- ROWS -
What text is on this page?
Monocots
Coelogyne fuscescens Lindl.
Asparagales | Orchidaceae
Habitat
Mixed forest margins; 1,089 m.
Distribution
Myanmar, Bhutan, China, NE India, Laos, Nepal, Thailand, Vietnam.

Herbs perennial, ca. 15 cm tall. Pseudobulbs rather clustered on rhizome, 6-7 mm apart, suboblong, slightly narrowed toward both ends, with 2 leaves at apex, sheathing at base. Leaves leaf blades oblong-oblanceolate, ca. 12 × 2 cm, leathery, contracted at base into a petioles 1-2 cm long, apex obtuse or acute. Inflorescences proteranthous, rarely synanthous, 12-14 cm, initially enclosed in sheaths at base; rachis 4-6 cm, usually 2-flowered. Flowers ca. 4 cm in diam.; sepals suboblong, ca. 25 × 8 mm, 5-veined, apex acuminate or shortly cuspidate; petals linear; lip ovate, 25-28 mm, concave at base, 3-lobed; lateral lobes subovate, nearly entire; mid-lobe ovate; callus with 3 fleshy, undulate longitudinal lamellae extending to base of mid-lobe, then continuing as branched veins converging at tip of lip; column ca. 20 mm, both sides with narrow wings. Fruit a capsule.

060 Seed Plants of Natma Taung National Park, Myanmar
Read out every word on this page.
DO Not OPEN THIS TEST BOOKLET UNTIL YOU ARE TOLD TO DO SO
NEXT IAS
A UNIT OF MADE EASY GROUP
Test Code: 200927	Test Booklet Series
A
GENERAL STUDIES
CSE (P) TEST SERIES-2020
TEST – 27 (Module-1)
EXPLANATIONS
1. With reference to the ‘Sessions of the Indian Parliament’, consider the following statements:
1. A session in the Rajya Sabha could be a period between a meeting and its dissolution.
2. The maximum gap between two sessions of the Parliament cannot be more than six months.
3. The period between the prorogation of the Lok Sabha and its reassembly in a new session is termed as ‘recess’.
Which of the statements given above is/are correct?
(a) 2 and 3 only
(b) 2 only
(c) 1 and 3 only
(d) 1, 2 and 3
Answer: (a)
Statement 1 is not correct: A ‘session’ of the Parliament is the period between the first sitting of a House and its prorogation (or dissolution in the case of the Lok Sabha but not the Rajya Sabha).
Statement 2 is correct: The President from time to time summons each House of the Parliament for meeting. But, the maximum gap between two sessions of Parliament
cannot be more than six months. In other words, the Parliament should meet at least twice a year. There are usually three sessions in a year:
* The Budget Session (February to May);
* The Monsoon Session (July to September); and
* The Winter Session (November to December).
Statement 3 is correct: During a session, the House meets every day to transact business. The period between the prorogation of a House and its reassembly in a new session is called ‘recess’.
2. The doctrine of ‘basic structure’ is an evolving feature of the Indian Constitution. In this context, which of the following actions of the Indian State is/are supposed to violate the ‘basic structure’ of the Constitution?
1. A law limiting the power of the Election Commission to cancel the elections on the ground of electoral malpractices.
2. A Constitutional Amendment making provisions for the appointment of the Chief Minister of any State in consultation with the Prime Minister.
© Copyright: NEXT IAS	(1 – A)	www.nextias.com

- WORK TO BE COMPLETED -
Can you reproduce all the material exactly?

- TASK ANSWER -
What text is on this page?
Monocots
Coelogyne fuscescens Lindl.
Asparagales | Orchidaceae
Habitat
Mixed forest margins; 1,089 m.
Distribution
Myanmar, Bhutan, China, NE India, Laos, Nepal, Thailand, Vietnam.

Herbs perennial, ca. 15 cm tall. Pseudobulbs rather clustered on rhizome, 6-7 mm apart, suboblong, slightly narrowed toward both ends, with 2 leaves at apex, sheathing at base. Leaves leaf blades oblong-oblanceolate, ca. 12 × 2 cm, leathery, contracted at base into a petioles 1-2 cm long, apex obtuse or acute. Inflorescences proteranthous, rarely synanthous, 12-14 cm, initially enclosed in sheaths at base; rachis 4-6 cm, usually 2-flowered. Flowers ca. 4 cm in diam.; sepals suboblong, ca. 25 × 8 mm, 5-veined, apex acuminate or shortly cuspidate; petals linear; lip ovate, 25-28 mm, concave at base, 3-lobed; lateral lobes subovate, nearly entire; mid-lobe ovate; callus with 3 fleshy, undulate longitudinal lamellae extending to base of mid-lobe, then continuing as branched veins converging at tip of lip; column ca. 20 mm, both sides with narrow wings. Fruit a capsule.

060 Seed Plants of Natma Taung National Park, Myanmar
Read out every word on this page.
DO Not OPEN THIS TEST BOOKLET UNTIL YOU ARE TOLD TO DO SO
NEXT IAS
A UNIT OF MADE EASY GROUP
Test Code: 200927	Test Booklet Series
A
GENERAL STUDIES
CSE (P) TEST SERIES-2020
TEST – 27 (Module-1)
EXPLANATIONS
1. With reference to the ‘Sessions of the Indian Parliament’, consider the following statements:
1. A session in the Rajya Sabha could be a period between a meeting and its dissolution.
2. The maximum gap between two sessions of the Parliament cannot be more than six months.
3. The period between the prorogation of the Lok Sabha and its reassembly in a new session is termed as ‘recess’.
Which of the statements given above is/are correct?
(a) 2 and 3 only
(b) 2 only
(c) 1 and 3 only
(d) 1, 2 and 3
Answer: (a)
Statement 1 is not correct: A ‘session’ of the Parliament is the period between the first sitting of a House and its prorogation (or dissolution in the case of the Lok Sabha but not the Rajya Sabha).
Statement 2 is correct: The President from time to time summons each House of the Parliament for meeting. But, the maximum gap between two sessions of Parliament
cannot be more than six months. In other words, the Parliament should meet at least twice a year. There are usually three sessions in a year:
* The Budget Session (February to May);
* The Monsoon Session (July to September); and
* The Winter Session (November to December).
Statement 3 is correct: During a session, the House meets every day to transact business. The period between the prorogation of a House and its reassembly in a new session is called ‘recess’.
2. The doctrine of ‘basic structure’ is an evolving feature of the Indian Constitution. In this context, which of the following actions of the Indian State is/are supposed to violate the ‘basic structure’ of the Constitution?
1. A law limiting the power of the Election Commission to cancel the elections on the ground of electoral malpractices.
2. A Constitutional Amendment making provisions for the appointment of the Chief Minister of any State in consultation with the Prime Minister.
© Copyright: NEXT IAS	(1 – A)	www.nextias.com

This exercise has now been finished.